- GOAL:
Copy out word for word the lines of the data below, from the line that contains "- post-meta: 19" through the line that contains "- overlay-title: See", including both of those lines.

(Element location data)
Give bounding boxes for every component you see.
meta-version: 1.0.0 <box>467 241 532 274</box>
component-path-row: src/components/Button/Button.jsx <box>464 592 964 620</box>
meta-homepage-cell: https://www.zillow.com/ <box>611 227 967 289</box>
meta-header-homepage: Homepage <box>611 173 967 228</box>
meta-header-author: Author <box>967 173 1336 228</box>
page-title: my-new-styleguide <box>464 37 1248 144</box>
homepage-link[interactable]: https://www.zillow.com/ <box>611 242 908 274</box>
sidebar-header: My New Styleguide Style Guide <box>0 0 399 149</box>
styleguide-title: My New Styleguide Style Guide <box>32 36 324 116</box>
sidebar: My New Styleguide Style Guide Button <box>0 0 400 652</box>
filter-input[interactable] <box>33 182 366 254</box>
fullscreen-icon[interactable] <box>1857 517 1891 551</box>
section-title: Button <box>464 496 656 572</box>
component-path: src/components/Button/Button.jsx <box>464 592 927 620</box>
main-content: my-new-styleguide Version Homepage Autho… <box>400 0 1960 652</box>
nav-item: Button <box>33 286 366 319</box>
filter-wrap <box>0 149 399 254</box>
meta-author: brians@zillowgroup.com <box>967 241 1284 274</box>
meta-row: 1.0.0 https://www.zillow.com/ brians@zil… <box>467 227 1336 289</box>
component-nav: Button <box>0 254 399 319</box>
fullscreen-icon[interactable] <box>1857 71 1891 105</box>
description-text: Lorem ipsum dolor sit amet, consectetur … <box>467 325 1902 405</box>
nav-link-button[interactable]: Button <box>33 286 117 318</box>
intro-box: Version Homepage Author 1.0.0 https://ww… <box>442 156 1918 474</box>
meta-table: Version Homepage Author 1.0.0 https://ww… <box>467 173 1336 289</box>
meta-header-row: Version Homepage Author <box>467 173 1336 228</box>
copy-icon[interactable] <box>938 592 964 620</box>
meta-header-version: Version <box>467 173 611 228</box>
==
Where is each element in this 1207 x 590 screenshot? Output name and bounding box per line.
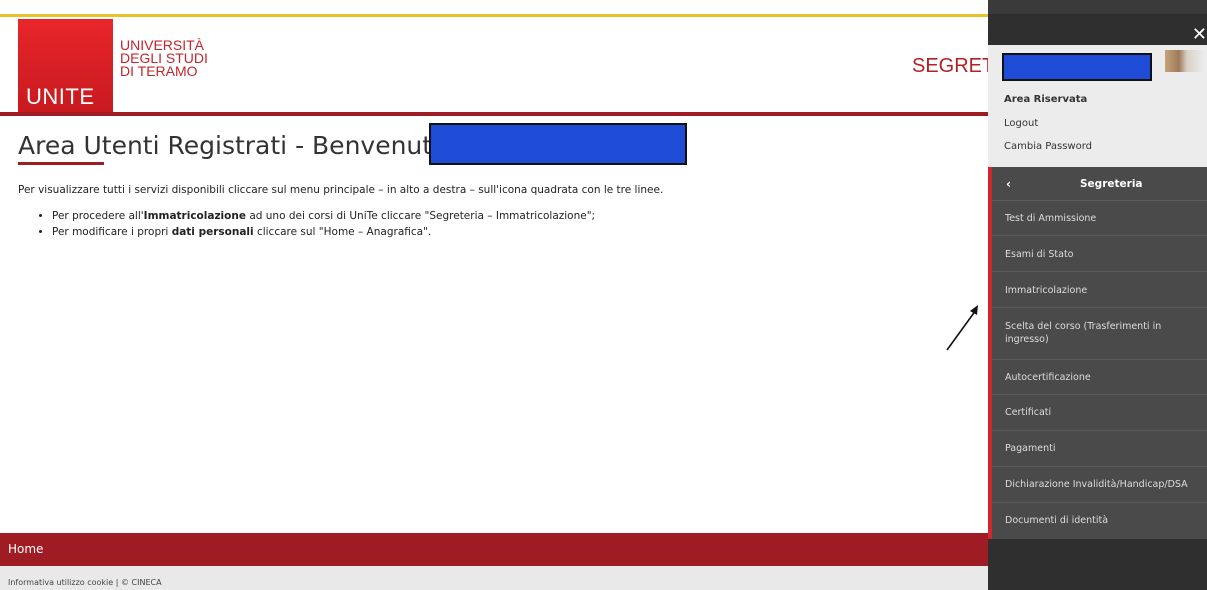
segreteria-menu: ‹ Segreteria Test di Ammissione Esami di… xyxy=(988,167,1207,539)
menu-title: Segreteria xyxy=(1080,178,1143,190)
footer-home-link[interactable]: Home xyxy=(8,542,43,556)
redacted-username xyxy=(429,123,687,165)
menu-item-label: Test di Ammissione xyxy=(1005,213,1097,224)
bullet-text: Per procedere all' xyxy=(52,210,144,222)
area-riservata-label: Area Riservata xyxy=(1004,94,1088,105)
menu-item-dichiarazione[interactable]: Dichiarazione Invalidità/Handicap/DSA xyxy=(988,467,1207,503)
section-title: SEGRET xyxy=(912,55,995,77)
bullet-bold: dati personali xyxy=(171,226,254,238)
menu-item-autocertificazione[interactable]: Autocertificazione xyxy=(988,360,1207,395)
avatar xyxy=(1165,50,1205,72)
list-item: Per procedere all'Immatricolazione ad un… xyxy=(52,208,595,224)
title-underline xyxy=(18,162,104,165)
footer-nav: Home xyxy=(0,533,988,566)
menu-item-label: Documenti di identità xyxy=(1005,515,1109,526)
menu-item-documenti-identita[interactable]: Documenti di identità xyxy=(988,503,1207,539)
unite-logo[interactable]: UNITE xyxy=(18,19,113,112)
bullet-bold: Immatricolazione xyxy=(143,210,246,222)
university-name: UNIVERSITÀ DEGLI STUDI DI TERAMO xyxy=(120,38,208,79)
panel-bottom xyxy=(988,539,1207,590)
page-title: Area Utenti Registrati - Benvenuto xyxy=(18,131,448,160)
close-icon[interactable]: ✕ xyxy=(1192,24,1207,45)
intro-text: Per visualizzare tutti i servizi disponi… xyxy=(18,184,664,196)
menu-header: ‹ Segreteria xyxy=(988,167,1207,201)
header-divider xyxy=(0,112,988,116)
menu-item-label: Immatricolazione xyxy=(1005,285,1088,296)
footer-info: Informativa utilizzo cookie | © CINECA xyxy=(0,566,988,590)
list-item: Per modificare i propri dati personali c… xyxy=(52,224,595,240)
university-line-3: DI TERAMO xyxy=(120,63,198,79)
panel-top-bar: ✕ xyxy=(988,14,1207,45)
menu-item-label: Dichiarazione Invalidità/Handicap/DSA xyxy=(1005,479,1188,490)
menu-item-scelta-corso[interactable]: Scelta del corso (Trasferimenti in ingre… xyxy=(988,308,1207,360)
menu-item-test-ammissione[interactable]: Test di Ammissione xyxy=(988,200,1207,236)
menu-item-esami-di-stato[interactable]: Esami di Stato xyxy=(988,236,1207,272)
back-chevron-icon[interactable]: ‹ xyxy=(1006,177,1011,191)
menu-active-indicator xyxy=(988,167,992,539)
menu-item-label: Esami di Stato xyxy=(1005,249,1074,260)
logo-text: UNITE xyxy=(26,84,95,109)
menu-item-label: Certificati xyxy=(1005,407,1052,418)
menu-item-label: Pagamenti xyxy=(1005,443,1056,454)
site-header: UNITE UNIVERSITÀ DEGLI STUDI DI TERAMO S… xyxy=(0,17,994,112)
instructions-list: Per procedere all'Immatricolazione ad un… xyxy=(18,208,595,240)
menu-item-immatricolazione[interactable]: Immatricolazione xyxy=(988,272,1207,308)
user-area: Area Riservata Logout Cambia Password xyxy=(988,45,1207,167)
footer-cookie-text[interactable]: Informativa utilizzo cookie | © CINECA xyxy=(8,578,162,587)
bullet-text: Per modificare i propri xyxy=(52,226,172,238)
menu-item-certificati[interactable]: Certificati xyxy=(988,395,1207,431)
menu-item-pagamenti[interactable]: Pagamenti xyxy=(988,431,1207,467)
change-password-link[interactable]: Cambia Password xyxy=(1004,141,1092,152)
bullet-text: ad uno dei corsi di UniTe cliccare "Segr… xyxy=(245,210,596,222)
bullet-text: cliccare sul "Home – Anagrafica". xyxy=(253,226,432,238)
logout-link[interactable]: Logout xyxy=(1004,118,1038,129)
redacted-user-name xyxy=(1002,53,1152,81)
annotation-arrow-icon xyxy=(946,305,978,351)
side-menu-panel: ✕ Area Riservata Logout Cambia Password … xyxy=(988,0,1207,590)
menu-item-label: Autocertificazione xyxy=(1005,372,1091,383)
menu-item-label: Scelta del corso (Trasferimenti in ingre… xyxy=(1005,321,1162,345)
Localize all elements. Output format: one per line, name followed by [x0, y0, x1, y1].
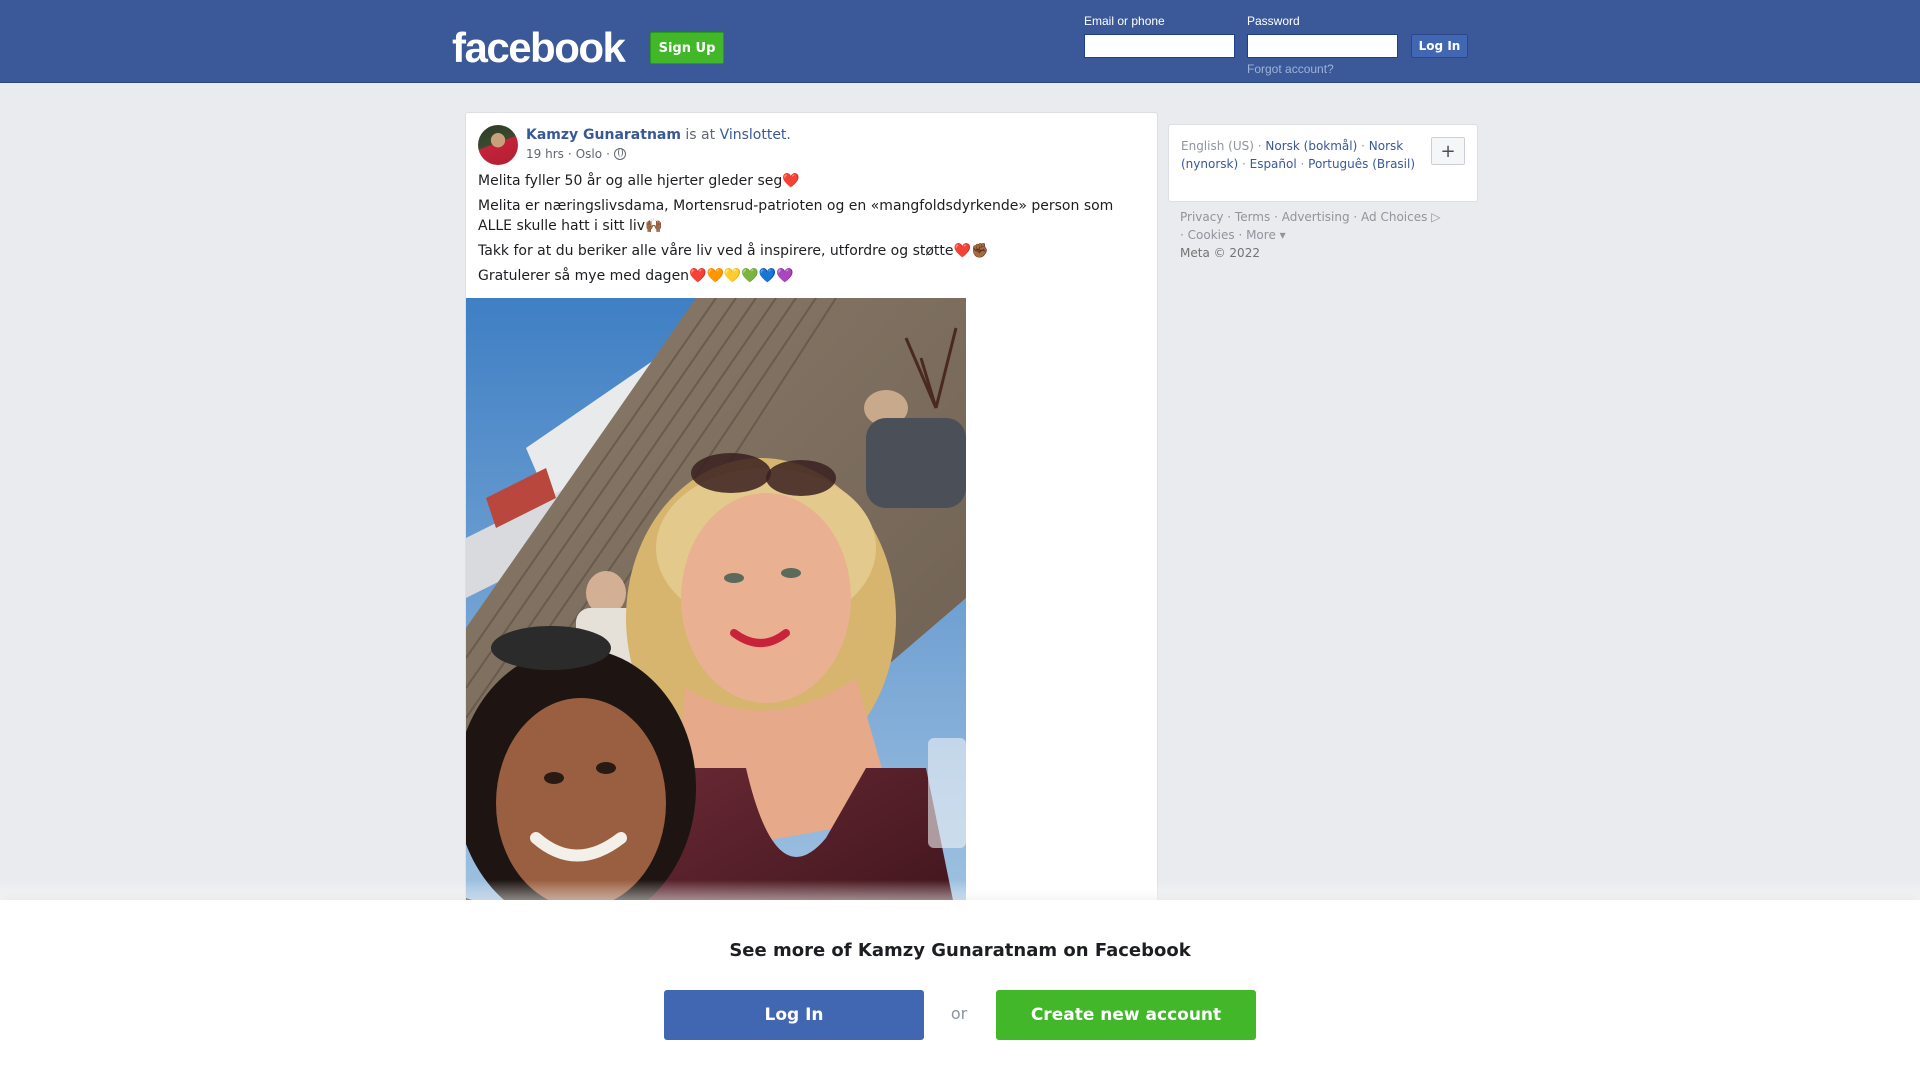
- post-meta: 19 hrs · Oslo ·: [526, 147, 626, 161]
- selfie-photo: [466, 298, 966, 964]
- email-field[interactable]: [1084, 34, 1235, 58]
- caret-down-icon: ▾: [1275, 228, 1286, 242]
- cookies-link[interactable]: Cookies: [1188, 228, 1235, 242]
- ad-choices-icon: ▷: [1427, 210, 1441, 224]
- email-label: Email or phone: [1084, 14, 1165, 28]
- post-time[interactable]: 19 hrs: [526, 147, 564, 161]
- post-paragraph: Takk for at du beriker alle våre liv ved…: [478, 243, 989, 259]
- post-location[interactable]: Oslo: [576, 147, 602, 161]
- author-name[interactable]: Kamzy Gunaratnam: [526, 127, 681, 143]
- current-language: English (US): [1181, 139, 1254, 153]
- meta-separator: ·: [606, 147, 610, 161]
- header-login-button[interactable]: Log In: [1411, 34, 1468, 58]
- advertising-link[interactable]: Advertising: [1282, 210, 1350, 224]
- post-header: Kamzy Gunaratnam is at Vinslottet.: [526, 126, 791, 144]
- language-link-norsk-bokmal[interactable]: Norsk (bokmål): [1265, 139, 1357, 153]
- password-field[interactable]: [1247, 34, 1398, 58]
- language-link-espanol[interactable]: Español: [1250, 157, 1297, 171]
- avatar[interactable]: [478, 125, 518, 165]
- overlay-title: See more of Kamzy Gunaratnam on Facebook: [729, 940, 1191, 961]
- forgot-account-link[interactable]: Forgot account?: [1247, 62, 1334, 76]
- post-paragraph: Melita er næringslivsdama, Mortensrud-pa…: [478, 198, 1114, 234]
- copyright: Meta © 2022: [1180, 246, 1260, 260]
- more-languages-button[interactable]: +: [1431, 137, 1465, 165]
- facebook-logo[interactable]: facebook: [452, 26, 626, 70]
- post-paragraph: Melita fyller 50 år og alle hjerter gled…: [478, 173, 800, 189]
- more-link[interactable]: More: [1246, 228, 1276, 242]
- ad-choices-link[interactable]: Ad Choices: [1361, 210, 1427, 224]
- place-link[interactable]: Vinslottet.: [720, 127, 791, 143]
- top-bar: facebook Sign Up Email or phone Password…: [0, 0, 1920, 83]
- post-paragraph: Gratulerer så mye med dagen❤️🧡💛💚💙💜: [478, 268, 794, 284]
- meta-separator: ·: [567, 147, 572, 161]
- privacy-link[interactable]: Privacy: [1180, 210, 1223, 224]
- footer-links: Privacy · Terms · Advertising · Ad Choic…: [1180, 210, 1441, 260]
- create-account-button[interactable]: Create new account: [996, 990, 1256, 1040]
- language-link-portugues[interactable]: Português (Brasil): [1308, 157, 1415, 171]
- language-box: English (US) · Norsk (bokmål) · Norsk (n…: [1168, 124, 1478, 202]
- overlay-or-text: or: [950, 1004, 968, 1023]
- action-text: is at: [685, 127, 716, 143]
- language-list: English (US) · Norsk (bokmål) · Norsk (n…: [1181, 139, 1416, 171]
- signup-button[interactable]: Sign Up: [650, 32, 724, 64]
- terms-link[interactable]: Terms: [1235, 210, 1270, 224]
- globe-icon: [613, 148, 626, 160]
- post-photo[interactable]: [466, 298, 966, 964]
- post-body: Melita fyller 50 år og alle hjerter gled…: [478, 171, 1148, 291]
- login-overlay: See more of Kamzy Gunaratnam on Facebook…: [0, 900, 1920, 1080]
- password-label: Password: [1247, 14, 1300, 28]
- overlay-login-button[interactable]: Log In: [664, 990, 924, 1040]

- EXPECTED ANSWER:
- post-meta: 19 hrs · Oslo ·: [526, 147, 626, 161]
- selfie-photo: [466, 298, 966, 964]
- email-field[interactable]: [1084, 34, 1235, 58]
- caret-down-icon: ▾: [1275, 228, 1286, 242]
- cookies-link[interactable]: Cookies: [1188, 228, 1235, 242]
- ad-choices-icon: ▷: [1427, 210, 1441, 224]
- email-label: Email or phone: [1084, 14, 1165, 28]
- post-time[interactable]: 19 hrs: [526, 147, 564, 161]
- post-paragraph: Takk for at du beriker alle våre liv ved…: [478, 243, 989, 259]
- post-location[interactable]: Oslo: [576, 147, 602, 161]
- author-name[interactable]: Kamzy Gunaratnam: [526, 127, 681, 143]
- current-language: English (US): [1181, 139, 1254, 153]
- meta-separator: ·: [606, 147, 610, 161]
- header-login-button[interactable]: Log In: [1411, 34, 1468, 58]
- advertising-link[interactable]: Advertising: [1282, 210, 1350, 224]
- post-header: Kamzy Gunaratnam is at Vinslottet.: [526, 126, 791, 144]
- language-link-norsk-bokmal[interactable]: Norsk (bokmål): [1265, 139, 1357, 153]
- password-field[interactable]: [1247, 34, 1398, 58]
- language-link-espanol[interactable]: Español: [1250, 157, 1297, 171]
- avatar[interactable]: [478, 125, 518, 165]
- overlay-title: See more of Kamzy Gunaratnam on Facebook: [729, 940, 1191, 961]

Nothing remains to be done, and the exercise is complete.